[Dataset excerpt]

____________

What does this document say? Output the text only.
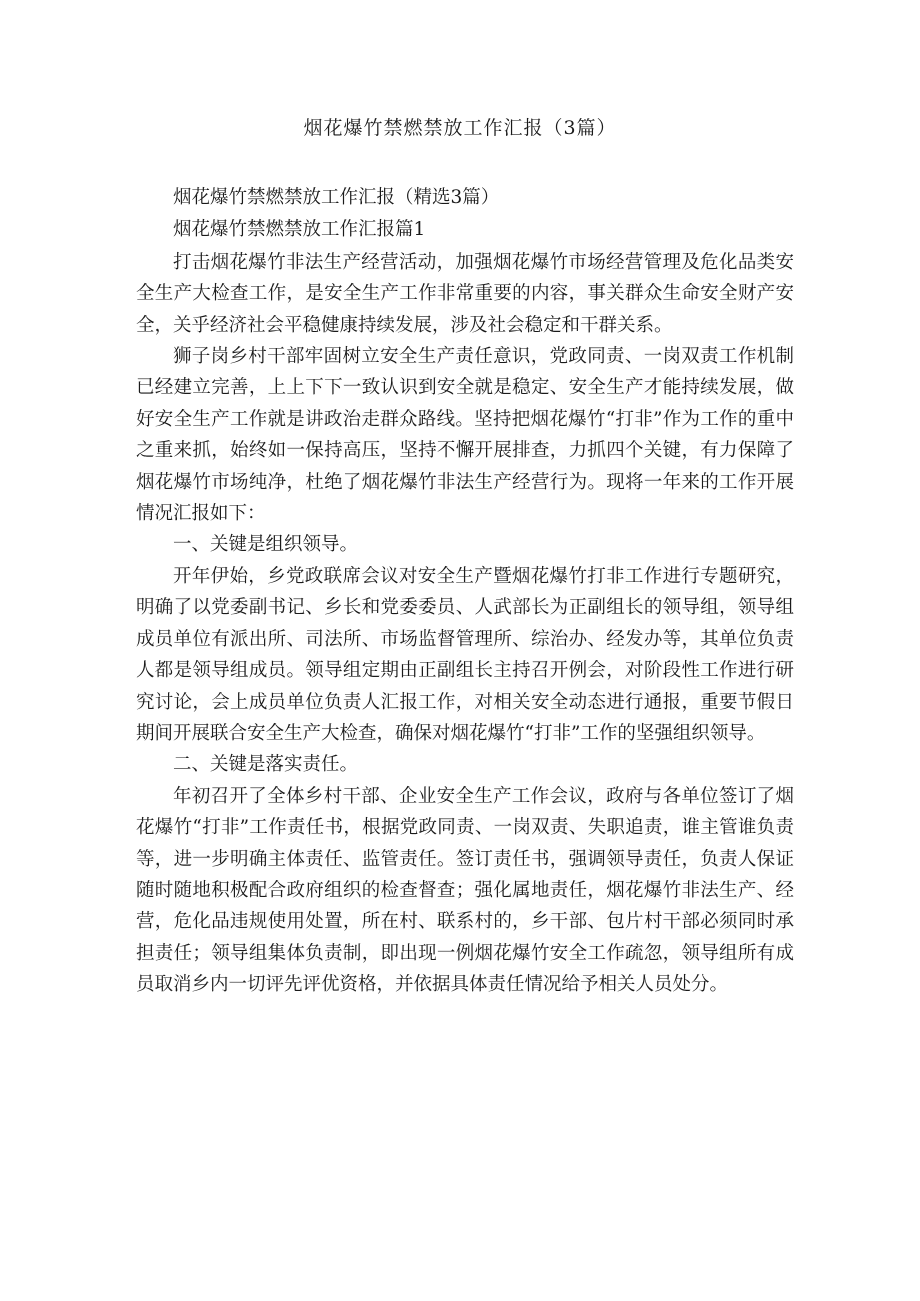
烟花爆竹禁燃禁放工作汇报（3篇）

烟花爆竹禁燃禁放工作汇报（精选3篇）

烟花爆竹禁燃禁放工作汇报篇1

打击烟花爆竹非法生产经营活动，加强烟花爆竹市场经营管理及危化品类安全生产大检查工作，是安全生产工作非常重要的内容，事关群众生命安全财产安全，关乎经济社会平稳健康持续发展，涉及社会稳定和干群关系。

狮子岗乡村干部牢固树立安全生产责任意识，党政同责、一岗双责工作机制已经建立完善，上上下下一致认识到安全就是稳定、安全生产才能持续发展，做好安全生产工作就是讲政治走群众路线。坚持把烟花爆竹“打非”作为工作的重中之重来抓，始终如一保持高压，坚持不懈开展排查，力抓四个关键，有力保障了烟花爆竹市场纯净，杜绝了烟花爆竹非法生产经营行为。现将一年来的工作开展情况汇报如下：

一、关键是组织领导。

开年伊始，乡党政联席会议对安全生产暨烟花爆竹打非工作进行专题研究，明确了以党委副书记、乡长和党委委员、人武部长为正副组长的领导组，领导组成员单位有派出所、司法所、市场监督管理所、综治办、经发办等，其单位负责人都是领导组成员。领导组定期由正副组长主持召开例会，对阶段性工作进行研究讨论，会上成员单位负责人汇报工作，对相关安全动态进行通报，重要节假日期间开展联合安全生产大检查，确保对烟花爆竹“打非”工作的坚强组织领导。

二、关键是落实责任。

年初召开了全体乡村干部、企业安全生产工作会议，政府与各单位签订了烟花爆竹“打非”工作责任书，根据党政同责、一岗双责、失职追责，谁主管谁负责等，进一步明确主体责任、监管责任。签订责任书，强调领导责任，负责人保证随时随地积极配合政府组织的检查督查；强化属地责任，烟花爆竹非法生产、经营，危化品违规使用处置，所在村、联系村的，乡干部、包片村干部必须同时承担责任；领导组集体负责制，即出现一例烟花爆竹安全工作疏忽，领导组所有成员取消乡内一切评先评优资格，并依据具体责任情况给予相关人员处分。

____________

→ **Exercise goal**:
Without the pictures, restate each entry exactly.

→ **Response to this task**:
What does this document say? Output the text only.
烟花爆竹禁燃禁放工作汇报（3篇）

烟花爆竹禁燃禁放工作汇报（精选3篇）

烟花爆竹禁燃禁放工作汇报篇1

打击烟花爆竹非法生产经营活动，加强烟花爆竹市场经营管理及危化品类安全生产大检查工作，是安全生产工作非常重要的内容，事关群众生命安全财产安全，关乎经济社会平稳健康持续发展，涉及社会稳定和干群关系。

狮子岗乡村干部牢固树立安全生产责任意识，党政同责、一岗双责工作机制已经建立完善，上上下下一致认识到安全就是稳定、安全生产才能持续发展，做好安全生产工作就是讲政治走群众路线。坚持把烟花爆竹“打非”作为工作的重中之重来抓，始终如一保持高压，坚持不懈开展排查，力抓四个关键，有力保障了烟花爆竹市场纯净，杜绝了烟花爆竹非法生产经营行为。现将一年来的工作开展情况汇报如下：

一、关键是组织领导。

开年伊始，乡党政联席会议对安全生产暨烟花爆竹打非工作进行专题研究，明确了以党委副书记、乡长和党委委员、人武部长为正副组长的领导组，领导组成员单位有派出所、司法所、市场监督管理所、综治办、经发办等，其单位负责人都是领导组成员。领导组定期由正副组长主持召开例会，对阶段性工作进行研究讨论，会上成员单位负责人汇报工作，对相关安全动态进行通报，重要节假日期间开展联合安全生产大检查，确保对烟花爆竹“打非”工作的坚强组织领导。

二、关键是落实责任。

年初召开了全体乡村干部、企业安全生产工作会议，政府与各单位签订了烟花爆竹“打非”工作责任书，根据党政同责、一岗双责、失职追责，谁主管谁负责等，进一步明确主体责任、监管责任。签订责任书，强调领导责任，负责人保证随时随地积极配合政府组织的检查督查；强化属地责任，烟花爆竹非法生产、经营，危化品违规使用处置，所在村、联系村的，乡干部、包片村干部必须同时承担责任；领导组集体负责制，即出现一例烟花爆竹安全工作疏忽，领导组所有成员取消乡内一切评先评优资格，并依据具体责任情况给予相关人员处分。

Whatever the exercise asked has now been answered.